__GOAL__
Print the records again, character for character.

__TASK DATA__
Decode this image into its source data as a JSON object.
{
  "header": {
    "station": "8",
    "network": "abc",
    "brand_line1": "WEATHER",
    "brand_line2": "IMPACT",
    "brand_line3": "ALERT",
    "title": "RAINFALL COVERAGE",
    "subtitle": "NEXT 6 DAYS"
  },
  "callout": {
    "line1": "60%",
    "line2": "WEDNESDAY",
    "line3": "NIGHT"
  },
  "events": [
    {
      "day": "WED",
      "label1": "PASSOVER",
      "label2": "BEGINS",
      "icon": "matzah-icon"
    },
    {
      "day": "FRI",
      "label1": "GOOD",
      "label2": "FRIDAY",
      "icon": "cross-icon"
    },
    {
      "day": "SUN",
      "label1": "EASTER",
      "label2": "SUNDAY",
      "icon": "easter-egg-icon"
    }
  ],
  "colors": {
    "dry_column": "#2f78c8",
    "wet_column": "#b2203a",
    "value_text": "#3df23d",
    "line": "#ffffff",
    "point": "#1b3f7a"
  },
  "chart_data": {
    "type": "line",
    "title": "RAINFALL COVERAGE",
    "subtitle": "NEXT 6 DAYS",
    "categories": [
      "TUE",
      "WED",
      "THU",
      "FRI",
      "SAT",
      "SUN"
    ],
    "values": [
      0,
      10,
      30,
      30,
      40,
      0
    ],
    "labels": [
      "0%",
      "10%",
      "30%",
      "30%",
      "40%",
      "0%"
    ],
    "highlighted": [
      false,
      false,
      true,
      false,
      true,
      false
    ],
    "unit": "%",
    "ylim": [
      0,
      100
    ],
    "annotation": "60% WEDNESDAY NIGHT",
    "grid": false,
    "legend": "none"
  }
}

__TASK OUTPUT__
Decode this image into its source data as a JSON object.
{
  "header": {
    "station": "8",
    "network": "abc",
    "brand_line1": "WEATHER",
    "brand_line2": "IMPACT",
    "brand_line3": "ALERT",
    "title": "RAINFALL COVERAGE",
    "subtitle": "NEXT 6 DAYS"
  },
  "callout": {
    "line1": "60%",
    "line2": "WEDNESDAY",
    "line3": "NIGHT"
  },
  "events": [
    {
      "day": "WED",
      "label1": "PASSOVER",
      "label2": "BEGINS",
      "icon": "matzah-icon"
    },
    {
      "day": "FRI",
      "label1": "GOOD",
      "label2": "FRIDAY",
      "icon": "cross-icon"
    },
    {
      "day": "SUN",
      "label1": "EASTER",
      "label2": "SUNDAY",
      "icon": "easter-egg-icon"
    }
  ],
  "colors": {
    "dry_column": "#2f78c8",
    "wet_column": "#b2203a",
    "value_text": "#3df23d",
    "line": "#ffffff",
    "point": "#1b3f7a"
  },
  "chart_data": {
    "type": "line",
    "title": "RAINFALL COVERAGE",
    "subtitle": "NEXT 6 DAYS",
    "categories": [
      "TUE",
      "WED",
      "THU",
      "FRI",
      "SAT",
      "SUN"
    ],
    "values": [
      0,
      10,
      30,
      30,
      40,
      0
    ],
    "labels": [
      "0%",
      "10%",
      "30%",
      "30%",
      "40%",
      "0%"
    ],
    "highlighted": [
      false,
      false,
      true,
      false,
      true,
      false
    ],
    "unit": "%",
    "ylim": [
      0,
      100
    ],
    "annotation": "60% WEDNESDAY NIGHT",
    "grid": false,
    "legend": "none"
  }
}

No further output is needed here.